### Written instruction:
Your task is to copy every line of this material exactly.

Recorded data

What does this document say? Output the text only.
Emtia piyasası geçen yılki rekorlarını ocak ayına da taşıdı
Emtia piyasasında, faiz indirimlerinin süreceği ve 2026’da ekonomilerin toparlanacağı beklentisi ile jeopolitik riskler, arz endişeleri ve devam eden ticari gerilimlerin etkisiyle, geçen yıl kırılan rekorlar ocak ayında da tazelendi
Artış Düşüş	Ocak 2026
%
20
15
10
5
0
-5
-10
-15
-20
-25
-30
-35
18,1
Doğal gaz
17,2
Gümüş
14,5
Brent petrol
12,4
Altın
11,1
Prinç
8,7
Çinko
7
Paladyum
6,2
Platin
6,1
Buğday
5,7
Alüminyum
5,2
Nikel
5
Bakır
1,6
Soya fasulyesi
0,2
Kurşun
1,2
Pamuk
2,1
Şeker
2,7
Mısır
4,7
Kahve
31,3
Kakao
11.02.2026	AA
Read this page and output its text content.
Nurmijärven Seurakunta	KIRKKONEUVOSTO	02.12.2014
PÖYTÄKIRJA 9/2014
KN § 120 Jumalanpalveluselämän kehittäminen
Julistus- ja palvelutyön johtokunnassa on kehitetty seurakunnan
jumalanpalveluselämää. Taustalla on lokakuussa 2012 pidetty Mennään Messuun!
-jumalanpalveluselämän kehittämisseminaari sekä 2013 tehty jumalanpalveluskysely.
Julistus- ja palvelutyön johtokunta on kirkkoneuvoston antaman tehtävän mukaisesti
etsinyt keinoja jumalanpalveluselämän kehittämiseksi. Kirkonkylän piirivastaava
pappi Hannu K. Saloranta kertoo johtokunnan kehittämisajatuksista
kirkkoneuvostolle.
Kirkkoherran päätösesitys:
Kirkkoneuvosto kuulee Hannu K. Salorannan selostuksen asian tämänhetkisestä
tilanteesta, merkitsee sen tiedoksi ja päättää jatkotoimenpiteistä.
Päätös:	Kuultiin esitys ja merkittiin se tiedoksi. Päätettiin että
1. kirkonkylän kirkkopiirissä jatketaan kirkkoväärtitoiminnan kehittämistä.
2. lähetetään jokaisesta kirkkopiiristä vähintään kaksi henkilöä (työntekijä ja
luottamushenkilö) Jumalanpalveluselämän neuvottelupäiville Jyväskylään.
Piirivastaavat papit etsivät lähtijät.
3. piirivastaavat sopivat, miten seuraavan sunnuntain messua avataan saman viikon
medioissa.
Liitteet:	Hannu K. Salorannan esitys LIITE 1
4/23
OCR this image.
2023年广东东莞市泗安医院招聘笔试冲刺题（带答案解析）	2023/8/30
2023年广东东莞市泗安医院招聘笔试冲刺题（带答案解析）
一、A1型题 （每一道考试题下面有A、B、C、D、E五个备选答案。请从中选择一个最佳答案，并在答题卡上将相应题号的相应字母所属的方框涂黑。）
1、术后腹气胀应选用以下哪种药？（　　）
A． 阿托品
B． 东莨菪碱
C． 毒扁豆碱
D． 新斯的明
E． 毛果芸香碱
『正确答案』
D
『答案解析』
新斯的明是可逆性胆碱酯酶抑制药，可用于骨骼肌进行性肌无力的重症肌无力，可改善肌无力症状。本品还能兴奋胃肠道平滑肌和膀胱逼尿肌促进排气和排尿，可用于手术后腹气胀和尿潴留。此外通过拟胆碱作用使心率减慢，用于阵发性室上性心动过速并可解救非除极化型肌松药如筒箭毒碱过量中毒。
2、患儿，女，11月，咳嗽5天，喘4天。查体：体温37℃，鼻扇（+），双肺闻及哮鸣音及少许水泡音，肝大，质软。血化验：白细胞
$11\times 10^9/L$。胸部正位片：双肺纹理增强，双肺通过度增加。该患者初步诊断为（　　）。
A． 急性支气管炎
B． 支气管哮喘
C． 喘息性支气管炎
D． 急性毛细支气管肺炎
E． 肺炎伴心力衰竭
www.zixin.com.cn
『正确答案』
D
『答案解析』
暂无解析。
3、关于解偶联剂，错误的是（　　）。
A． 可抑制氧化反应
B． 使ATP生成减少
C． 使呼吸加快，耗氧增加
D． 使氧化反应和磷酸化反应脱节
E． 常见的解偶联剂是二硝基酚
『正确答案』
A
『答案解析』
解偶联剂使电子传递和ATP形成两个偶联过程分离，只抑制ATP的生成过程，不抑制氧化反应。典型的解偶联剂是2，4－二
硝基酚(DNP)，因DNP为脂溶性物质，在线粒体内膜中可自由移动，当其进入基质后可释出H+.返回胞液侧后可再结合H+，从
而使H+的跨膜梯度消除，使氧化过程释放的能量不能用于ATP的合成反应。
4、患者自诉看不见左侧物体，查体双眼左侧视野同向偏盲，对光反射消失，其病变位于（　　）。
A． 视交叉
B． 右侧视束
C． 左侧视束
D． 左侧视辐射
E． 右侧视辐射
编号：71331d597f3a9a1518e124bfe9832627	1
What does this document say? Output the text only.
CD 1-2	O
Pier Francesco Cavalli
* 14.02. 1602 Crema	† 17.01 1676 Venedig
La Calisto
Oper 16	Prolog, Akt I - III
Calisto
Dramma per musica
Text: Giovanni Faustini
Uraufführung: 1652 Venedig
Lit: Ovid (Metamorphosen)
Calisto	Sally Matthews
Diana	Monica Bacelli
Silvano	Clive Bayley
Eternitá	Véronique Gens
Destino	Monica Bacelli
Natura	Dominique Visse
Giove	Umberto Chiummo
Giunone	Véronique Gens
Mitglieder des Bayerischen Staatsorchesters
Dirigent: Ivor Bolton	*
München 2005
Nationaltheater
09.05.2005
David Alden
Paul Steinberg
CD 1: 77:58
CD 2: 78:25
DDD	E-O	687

### Task answer:
What does this document say? Output the text only.
Emtia piyasası geçen yılki rekorlarını ocak ayına da taşıdı
Emtia piyasasında, faiz indirimlerinin süreceği ve 2026’da ekonomilerin toparlanacağı beklentisi ile jeopolitik riskler, arz endişeleri ve devam eden ticari gerilimlerin etkisiyle, geçen yıl kırılan rekorlar ocak ayında da tazelendi
Artış Düşüş	Ocak 2026
%
20
15
10
5
0
-5
-10
-15
-20
-25
-30
-35
18,1
Doğal gaz
17,2
Gümüş
14,5
Brent petrol
12,4
Altın
11,1
Prinç
8,7
Çinko
7
Paladyum
6,2
Platin
6,1
Buğday
5,7
Alüminyum
5,2
Nikel
5
Bakır
1,6
Soya fasulyesi
0,2
Kurşun
1,2
Pamuk
2,1
Şeker
2,7
Mısır
4,7
Kahve
31,3
Kakao
11.02.2026	AA
Read this page and output its text content.
Nurmijärven Seurakunta	KIRKKONEUVOSTO	02.12.2014
PÖYTÄKIRJA 9/2014
KN § 120 Jumalanpalveluselämän kehittäminen
Julistus- ja palvelutyön johtokunnassa on kehitetty seurakunnan
jumalanpalveluselämää. Taustalla on lokakuussa 2012 pidetty Mennään Messuun!
-jumalanpalveluselämän kehittämisseminaari sekä 2013 tehty jumalanpalveluskysely.
Julistus- ja palvelutyön johtokunta on kirkkoneuvoston antaman tehtävän mukaisesti
etsinyt keinoja jumalanpalveluselämän kehittämiseksi. Kirkonkylän piirivastaava
pappi Hannu K. Saloranta kertoo johtokunnan kehittämisajatuksista
kirkkoneuvostolle.
Kirkkoherran päätösesitys:
Kirkkoneuvosto kuulee Hannu K. Salorannan selostuksen asian tämänhetkisestä
tilanteesta, merkitsee sen tiedoksi ja päättää jatkotoimenpiteistä.
Päätös:	Kuultiin esitys ja merkittiin se tiedoksi. Päätettiin että
1. kirkonkylän kirkkopiirissä jatketaan kirkkoväärtitoiminnan kehittämistä.
2. lähetetään jokaisesta kirkkopiiristä vähintään kaksi henkilöä (työntekijä ja
luottamushenkilö) Jumalanpalveluselämän neuvottelupäiville Jyväskylään.
Piirivastaavat papit etsivät lähtijät.
3. piirivastaavat sopivat, miten seuraavan sunnuntain messua avataan saman viikon
medioissa.
Liitteet:	Hannu K. Salorannan esitys LIITE 1
4/23
OCR this image.
2023年广东东莞市泗安医院招聘笔试冲刺题（带答案解析）	2023/8/30
2023年广东东莞市泗安医院招聘笔试冲刺题（带答案解析）
一、A1型题 （每一道考试题下面有A、B、C、D、E五个备选答案。请从中选择一个最佳答案，并在答题卡上将相应题号的相应字母所属的方框涂黑。）
1、术后腹气胀应选用以下哪种药？（　　）
A． 阿托品
B． 东莨菪碱
C． 毒扁豆碱
D． 新斯的明
E． 毛果芸香碱
『正确答案』
D
『答案解析』
新斯的明是可逆性胆碱酯酶抑制药，可用于骨骼肌进行性肌无力的重症肌无力，可改善肌无力症状。本品还能兴奋胃肠道平滑肌和膀胱逼尿肌促进排气和排尿，可用于手术后腹气胀和尿潴留。此外通过拟胆碱作用使心率减慢，用于阵发性室上性心动过速并可解救非除极化型肌松药如筒箭毒碱过量中毒。
2、患儿，女，11月，咳嗽5天，喘4天。查体：体温37℃，鼻扇（+），双肺闻及哮鸣音及少许水泡音，肝大，质软。血化验：白细胞
$11\times 10^9/L$。胸部正位片：双肺纹理增强，双肺通过度增加。该患者初步诊断为（　　）。
A． 急性支气管炎
B． 支气管哮喘
C． 喘息性支气管炎
D． 急性毛细支气管肺炎
E． 肺炎伴心力衰竭
www.zixin.com.cn
『正确答案』
D
『答案解析』
暂无解析。
3、关于解偶联剂，错误的是（　　）。
A． 可抑制氧化反应
B． 使ATP生成减少
C． 使呼吸加快，耗氧增加
D． 使氧化反应和磷酸化反应脱节
E． 常见的解偶联剂是二硝基酚
『正确答案』
A
『答案解析』
解偶联剂使电子传递和ATP形成两个偶联过程分离，只抑制ATP的生成过程，不抑制氧化反应。典型的解偶联剂是2，4－二
硝基酚(DNP)，因DNP为脂溶性物质，在线粒体内膜中可自由移动，当其进入基质后可释出H+.返回胞液侧后可再结合H+，从
而使H+的跨膜梯度消除，使氧化过程释放的能量不能用于ATP的合成反应。
4、患者自诉看不见左侧物体，查体双眼左侧视野同向偏盲，对光反射消失，其病变位于（　　）。
A． 视交叉
B． 右侧视束
C． 左侧视束
D． 左侧视辐射
E． 右侧视辐射
编号：71331d597f3a9a1518e124bfe9832627	1
What does this document say? Output the text only.
CD 1-2	O
Pier Francesco Cavalli
* 14.02. 1602 Crema	† 17.01 1676 Venedig
La Calisto
Oper 16	Prolog, Akt I - III
Calisto
Dramma per musica
Text: Giovanni Faustini
Uraufführung: 1652 Venedig
Lit: Ovid (Metamorphosen)
Calisto	Sally Matthews
Diana	Monica Bacelli
Silvano	Clive Bayley
Eternitá	Véronique Gens
Destino	Monica Bacelli
Natura	Dominique Visse
Giove	Umberto Chiummo
Giunone	Véronique Gens
Mitglieder des Bayerischen Staatsorchesters
Dirigent: Ivor Bolton	*
München 2005
Nationaltheater
09.05.2005
David Alden
Paul Steinberg
CD 1: 77:58
CD 2: 78:25
DDD	E-O	687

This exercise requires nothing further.